#### DATA PROVIDED

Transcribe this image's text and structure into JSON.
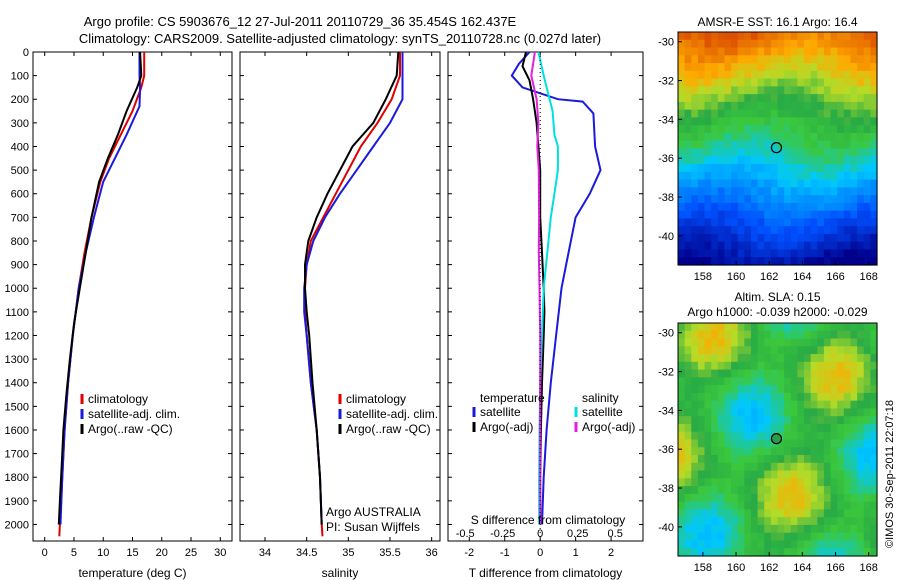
{
  "header": {
    "line1": "Argo profile: CS 5903676_12 27-Jul-2011 20110729_36 35.454S 162.437E",
    "line2": "Climatology: CARS2009. Satellite-adjusted climatology: synTS_20110728.nc (0.027d later)"
  },
  "colors": {
    "red": "#e00000",
    "blue": "#1a1adc",
    "black": "#000000",
    "cyan": "#00e0e0",
    "magenta": "#e020e0"
  },
  "chart_data": [
    {
      "type": "line",
      "name_id": "temperature-panel",
      "xlabel": "temperature (deg C)",
      "ylabel": "",
      "xlim": [
        -2,
        32
      ],
      "ylim": [
        2070,
        0
      ],
      "xticks": [
        0,
        5,
        10,
        15,
        20,
        25,
        30
      ],
      "yticks": [
        0,
        100,
        200,
        300,
        400,
        500,
        600,
        700,
        800,
        900,
        1000,
        1100,
        1200,
        1300,
        1400,
        1500,
        1600,
        1700,
        1800,
        1900,
        2000
      ],
      "legend": [
        "climatology",
        "satellite-adj. clim.",
        "Argo(..raw -QC)"
      ],
      "series": [
        {
          "color": "red",
          "points": [
            [
              17,
              0
            ],
            [
              17,
              100
            ],
            [
              16.5,
              150
            ],
            [
              15,
              250
            ],
            [
              13,
              350
            ],
            [
              11,
              450
            ],
            [
              9.5,
              550
            ],
            [
              8,
              700
            ],
            [
              6.8,
              850
            ],
            [
              5.8,
              1000
            ],
            [
              4.8,
              1200
            ],
            [
              4,
              1400
            ],
            [
              3.4,
              1600
            ],
            [
              3,
              1800
            ],
            [
              2.6,
              2000
            ],
            [
              2.5,
              2050
            ]
          ]
        },
        {
          "color": "blue",
          "points": [
            [
              16.2,
              0
            ],
            [
              16.2,
              100
            ],
            [
              16.3,
              150
            ],
            [
              16.2,
              230
            ],
            [
              14,
              350
            ],
            [
              12,
              450
            ],
            [
              10,
              550
            ],
            [
              8.4,
              700
            ],
            [
              7,
              850
            ],
            [
              5.8,
              1000
            ],
            [
              4.8,
              1200
            ],
            [
              4,
              1400
            ],
            [
              3.4,
              1600
            ],
            [
              3,
              1800
            ],
            [
              2.7,
              2000
            ]
          ]
        },
        {
          "color": "black",
          "points": [
            [
              16.3,
              0
            ],
            [
              16.5,
              100
            ],
            [
              15.8,
              150
            ],
            [
              14,
              250
            ],
            [
              12.5,
              350
            ],
            [
              10.8,
              450
            ],
            [
              9.3,
              550
            ],
            [
              8,
              700
            ],
            [
              7,
              850
            ],
            [
              6,
              1000
            ],
            [
              5,
              1150
            ],
            [
              4.3,
              1300
            ],
            [
              3.7,
              1450
            ],
            [
              3.2,
              1600
            ],
            [
              2.9,
              1750
            ],
            [
              2.6,
              1900
            ],
            [
              2.4,
              2000
            ]
          ]
        }
      ]
    },
    {
      "type": "line",
      "name_id": "salinity-panel",
      "xlabel": "salinity",
      "xlim": [
        33.7,
        36.1
      ],
      "ylim": [
        2070,
        0
      ],
      "xticks": [
        34,
        34.5,
        35,
        35.5,
        36
      ],
      "legend": [
        "climatology",
        "satellite-adj. clim.",
        "Argo(..raw -QC)"
      ],
      "annotation": [
        "Argo AUSTRALIA",
        "PI: Susan Wijffels"
      ],
      "series": [
        {
          "color": "red",
          "points": [
            [
              35.62,
              0
            ],
            [
              35.62,
              100
            ],
            [
              35.52,
              200
            ],
            [
              35.35,
              300
            ],
            [
              35.15,
              400
            ],
            [
              35.0,
              500
            ],
            [
              34.85,
              600
            ],
            [
              34.7,
              700
            ],
            [
              34.55,
              800
            ],
            [
              34.5,
              900
            ],
            [
              34.48,
              1000
            ],
            [
              34.48,
              1100
            ],
            [
              34.5,
              1200
            ],
            [
              34.55,
              1400
            ],
            [
              34.62,
              1600
            ],
            [
              34.66,
              1800
            ],
            [
              34.68,
              2000
            ],
            [
              34.69,
              2050
            ]
          ]
        },
        {
          "color": "blue",
          "points": [
            [
              35.65,
              0
            ],
            [
              35.65,
              100
            ],
            [
              35.65,
              200
            ],
            [
              35.5,
              300
            ],
            [
              35.3,
              400
            ],
            [
              35.1,
              500
            ],
            [
              34.9,
              600
            ],
            [
              34.72,
              700
            ],
            [
              34.58,
              800
            ],
            [
              34.5,
              900
            ],
            [
              34.47,
              1000
            ],
            [
              34.47,
              1100
            ],
            [
              34.5,
              1200
            ],
            [
              34.55,
              1400
            ],
            [
              34.62,
              1600
            ],
            [
              34.66,
              1800
            ],
            [
              34.68,
              2000
            ]
          ]
        },
        {
          "color": "black",
          "points": [
            [
              35.6,
              0
            ],
            [
              35.58,
              100
            ],
            [
              35.45,
              200
            ],
            [
              35.3,
              300
            ],
            [
              35.05,
              400
            ],
            [
              34.9,
              500
            ],
            [
              34.75,
              600
            ],
            [
              34.62,
              700
            ],
            [
              34.52,
              800
            ],
            [
              34.48,
              900
            ],
            [
              34.48,
              1000
            ],
            [
              34.5,
              1100
            ],
            [
              34.53,
              1200
            ],
            [
              34.57,
              1400
            ],
            [
              34.62,
              1600
            ],
            [
              34.66,
              1800
            ],
            [
              34.68,
              2000
            ]
          ]
        }
      ]
    },
    {
      "type": "line",
      "name_id": "difference-panel",
      "xlabel": "T difference from climatology",
      "xlabel_top": "S difference from climatology",
      "xlim": [
        -2.6,
        2.9
      ],
      "ylim": [
        2070,
        0
      ],
      "xticks": [
        -2,
        -1,
        0,
        1,
        2
      ],
      "s_ticks": [
        -0.5,
        -0.25,
        0,
        0.25,
        0.5
      ],
      "legend_left_title": "temperature",
      "legend_right_title": "salinity",
      "legend_left": [
        "satellite",
        "Argo(-adj)"
      ],
      "legend_right": [
        "satellite",
        "Argo(-adj)"
      ],
      "series": [
        {
          "color": "blue",
          "points": [
            [
              -0.3,
              0
            ],
            [
              -0.6,
              50
            ],
            [
              -0.8,
              100
            ],
            [
              -0.5,
              150
            ],
            [
              0.5,
              200
            ],
            [
              1.2,
              210
            ],
            [
              1.5,
              260
            ],
            [
              1.55,
              400
            ],
            [
              1.7,
              500
            ],
            [
              1.4,
              600
            ],
            [
              1.0,
              700
            ],
            [
              0.8,
              850
            ],
            [
              0.6,
              1000
            ],
            [
              0.45,
              1200
            ],
            [
              0.3,
              1400
            ],
            [
              0.18,
              1600
            ],
            [
              0.1,
              1800
            ],
            [
              0.05,
              2000
            ]
          ]
        },
        {
          "color": "black",
          "points": [
            [
              -0.4,
              0
            ],
            [
              -0.5,
              60
            ],
            [
              -0.3,
              120
            ],
            [
              -0.2,
              200
            ],
            [
              -0.1,
              300
            ],
            [
              -0.05,
              400
            ],
            [
              0.0,
              500
            ],
            [
              0.0,
              700
            ],
            [
              0.05,
              850
            ],
            [
              0.1,
              1000
            ],
            [
              0.12,
              1100
            ],
            [
              0.1,
              1200
            ],
            [
              0.05,
              1400
            ],
            [
              0.02,
              1600
            ],
            [
              0.0,
              1800
            ],
            [
              0.0,
              2000
            ]
          ]
        },
        {
          "color": "cyan",
          "points": [
            [
              -0.05,
              0
            ],
            [
              0.1,
              100
            ],
            [
              0.35,
              250
            ],
            [
              0.4,
              350
            ],
            [
              0.5,
              400
            ],
            [
              0.5,
              500
            ],
            [
              0.4,
              600
            ],
            [
              0.3,
              700
            ],
            [
              0.2,
              850
            ],
            [
              0.1,
              1000
            ],
            [
              0.05,
              1200
            ],
            [
              0.0,
              1400
            ],
            [
              -0.02,
              1600
            ],
            [
              -0.03,
              1800
            ],
            [
              -0.03,
              2000
            ]
          ]
        },
        {
          "color": "magenta",
          "points": [
            [
              -0.15,
              0
            ],
            [
              -0.25,
              100
            ],
            [
              -0.1,
              200
            ],
            [
              -0.05,
              300
            ],
            [
              -0.08,
              400
            ],
            [
              -0.04,
              500
            ],
            [
              -0.03,
              700
            ],
            [
              -0.04,
              850
            ],
            [
              -0.02,
              1000
            ],
            [
              0.0,
              1200
            ],
            [
              0.0,
              1400
            ],
            [
              0.0,
              1600
            ],
            [
              0.0,
              1800
            ],
            [
              0.0,
              2000
            ]
          ]
        }
      ]
    },
    {
      "type": "heatmap",
      "name_id": "sst-map",
      "title": "AMSR-E SST: 16.1  Argo: 16.4",
      "xlim": [
        156.5,
        168.5
      ],
      "ylim": [
        -41.5,
        -29.5
      ],
      "xticks": [
        158,
        160,
        162,
        164,
        166,
        168
      ],
      "yticks": [
        -30,
        -32,
        -34,
        -36,
        -38,
        -40
      ],
      "marker": {
        "lon": 162.437,
        "lat": -35.454
      }
    },
    {
      "type": "heatmap",
      "name_id": "sla-map",
      "title": "Altim. SLA: 0.15",
      "subtitle": "Argo h1000: -0.039 h2000: -0.029",
      "xlim": [
        156.5,
        168.5
      ],
      "ylim": [
        -41.5,
        -29.5
      ],
      "xticks": [
        158,
        160,
        162,
        164,
        166,
        168
      ],
      "yticks": [
        -30,
        -32,
        -34,
        -36,
        -38,
        -40
      ],
      "marker": {
        "lon": 162.437,
        "lat": -35.454
      }
    }
  ],
  "footer_vertical": "©IMOS 30-Sep-2011 22:07:18"
}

########

Filter for "temperature". Return all lines that hold it.

**RESULT**
      "name_id": "temperature-panel",
      "xlabel": "temperature (deg C)",
      "legend_left_title": "temperature",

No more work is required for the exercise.